ENTRIES PROVIDED:

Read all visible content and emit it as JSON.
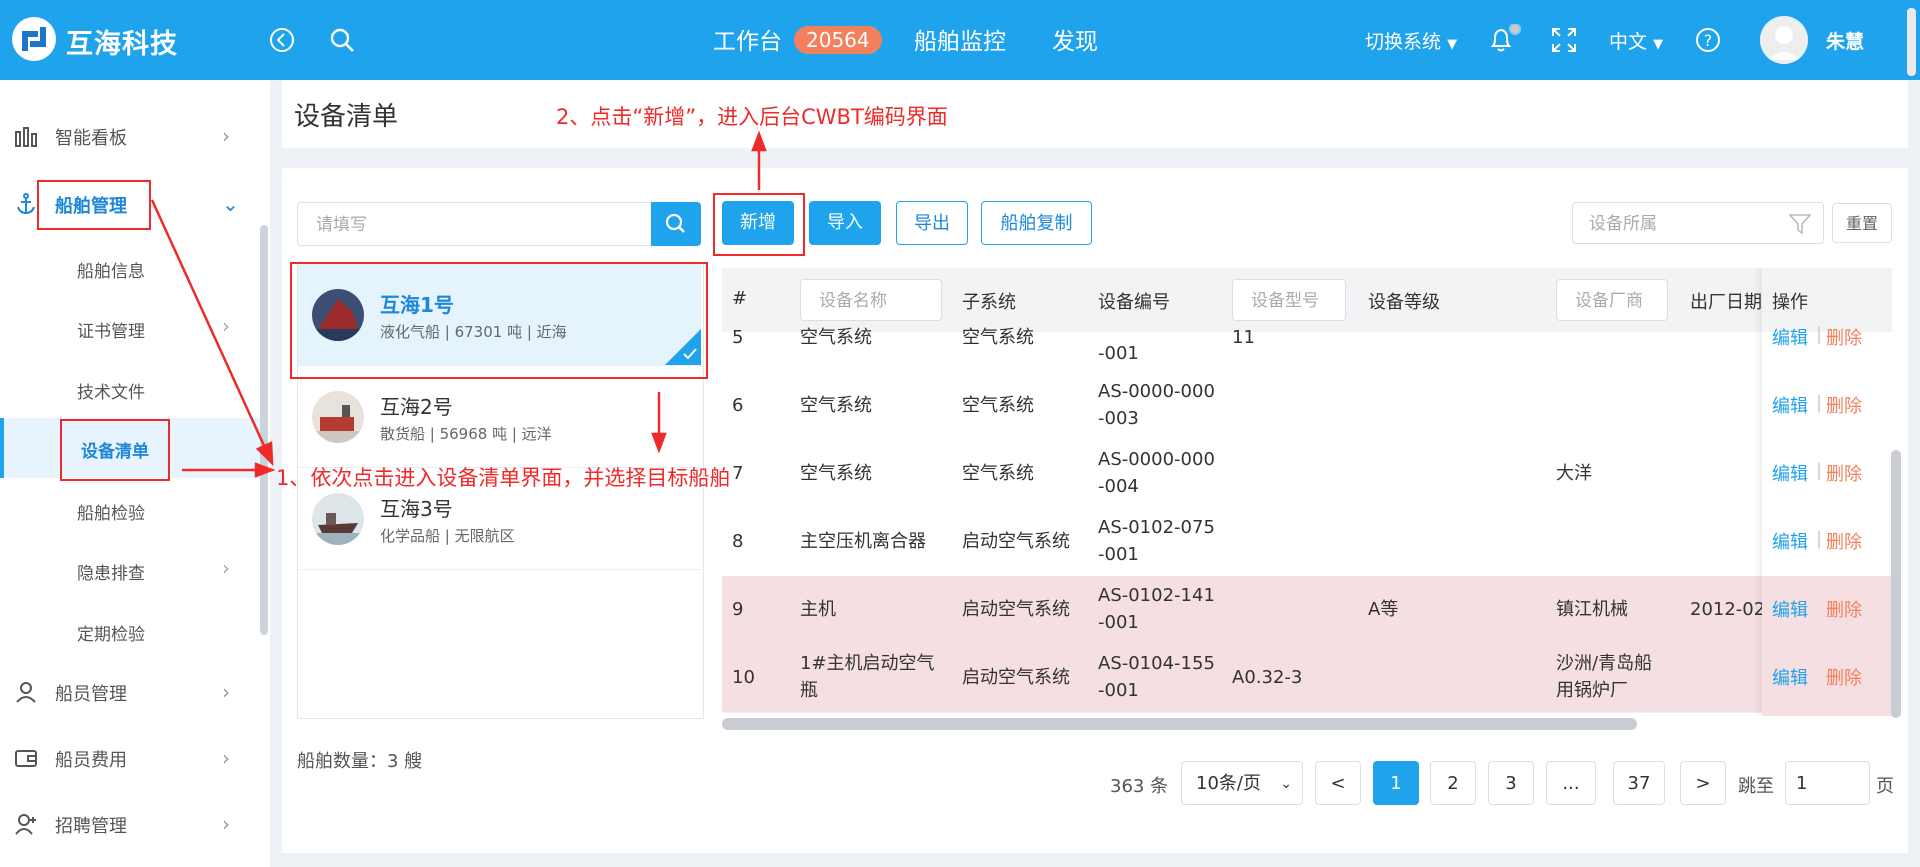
{
  "header": {
    "logo_text": "互海科技",
    "nav": [
      "工作台",
      "船舶监控",
      "发现"
    ],
    "badge": "20564",
    "switch_system": "切换系统",
    "language": "中文",
    "user_name": "朱慧",
    "bg_color": "#1ea3ec"
  },
  "sidebar": {
    "items": [
      {
        "label": "智能看板",
        "icon": "bar-chart-icon"
      },
      {
        "label": "船舶管理",
        "icon": "anchor-icon"
      },
      {
        "label": "船员管理",
        "icon": "user-icon"
      },
      {
        "label": "船员费用",
        "icon": "wallet-icon"
      },
      {
        "label": "招聘管理",
        "icon": "user-plus-icon"
      }
    ],
    "sub_items": [
      "船舶信息",
      "证书管理",
      "技术文件",
      "设备清单",
      "船舶检验",
      "隐患排查",
      "定期检验"
    ]
  },
  "page": {
    "title": "设备清单"
  },
  "toolbar": {
    "search_placeholder": "请填写",
    "add": "新增",
    "import": "导入",
    "export": "导出",
    "copy_ship": "船舶复制",
    "filter_placeholder": "设备所属",
    "reset": "重置"
  },
  "ships": [
    {
      "name": "互海1号",
      "desc": "液化气船 | 67301 吨 | 近海"
    },
    {
      "name": "互海2号",
      "desc": "散货船 | 56968 吨 | 远洋"
    },
    {
      "name": "互海3号",
      "desc": "化学品船 | 无限航区"
    }
  ],
  "ship_count": "船舶数量：3 艘",
  "table": {
    "headers": {
      "index": "#",
      "name": "设备名称",
      "subsystem": "子系统",
      "code": "设备编号",
      "model": "设备型号",
      "grade": "设备等级",
      "maker": "设备厂商",
      "date": "出厂日期",
      "op": "操作"
    },
    "rows": [
      {
        "index": "5",
        "name": "空气系统",
        "subsystem": "空气系统",
        "code1": "",
        "code2": "-001",
        "model": "11",
        "grade": "",
        "maker1": "",
        "maker2": "",
        "date": ""
      },
      {
        "index": "6",
        "name": "空气系统",
        "subsystem": "空气系统",
        "code1": "AS-0000-000",
        "code2": "-003",
        "model": "",
        "grade": "",
        "maker1": "",
        "maker2": "",
        "date": ""
      },
      {
        "index": "7",
        "name": "空气系统",
        "subsystem": "空气系统",
        "code1": "AS-0000-000",
        "code2": "-004",
        "model": "",
        "grade": "",
        "maker1": "大洋",
        "maker2": "",
        "date": ""
      },
      {
        "index": "8",
        "name": "主空压机离合器",
        "subsystem": "启动空气系统",
        "code1": "AS-0102-075",
        "code2": "-001",
        "model": "",
        "grade": "",
        "maker1": "",
        "maker2": "",
        "date": ""
      },
      {
        "index": "9",
        "name": "主机",
        "subsystem": "启动空气系统",
        "code1": "AS-0102-141",
        "code2": "-001",
        "model": "",
        "grade": "A等",
        "maker1": "镇江机械",
        "maker2": "",
        "date": "2012-02"
      },
      {
        "index": "10",
        "name": "1#主机启动空气瓶",
        "subsystem": "启动空气系统",
        "code1": "AS-0104-155",
        "code2": "-001",
        "model": "A0.32-3",
        "grade": "",
        "maker1": "沙洲/青岛船",
        "maker2": "用锅炉厂",
        "date": ""
      }
    ],
    "edit": "编辑",
    "delete": "删除"
  },
  "pagination": {
    "total": "363 条",
    "page_size": "10条/页",
    "prev": "<",
    "pages": [
      "1",
      "2",
      "3",
      "...",
      "37"
    ],
    "next": ">",
    "jump_label": "跳至",
    "jump_value": "1",
    "page_suffix": "页"
  },
  "annotations": {
    "step1": "1、依次点击进入设备清单界面，并选择目标船舶",
    "step2": "2、点击“新增”，进入后台CWBT编码界面"
  }
}
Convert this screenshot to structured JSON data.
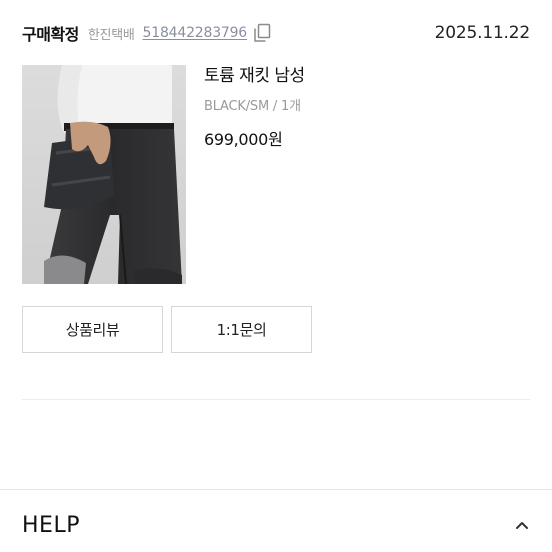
{
  "order": {
    "status": "구매확정",
    "carrier": "한진택배",
    "tracking_number": "518442283796",
    "date": "2025.11.22"
  },
  "product": {
    "name": "토륨 재킷 남성",
    "option": "BLACK/SM / 1개",
    "price": "699,000원",
    "image_icon": "product-photo"
  },
  "actions": {
    "review_label": "상품리뷰",
    "inquiry_label": "1:1문의"
  },
  "help": {
    "title": "HELP",
    "toggle_icon": "chevron-up-icon"
  },
  "icons": {
    "copy": "copy-icon"
  },
  "colors": {
    "muted_text": "#9a9a9a",
    "link_text": "#8a8fa0",
    "border": "#d6d6d6"
  }
}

SET PROBLEM:
From the entries above, copy out every line where the string "index" appears.

REPLY TO THE TASK:
      "index": "#",
        "index": "5",
        "index": "6",
        "index": "7",
        "index": "8",
        "index": "9",
        "index": "10",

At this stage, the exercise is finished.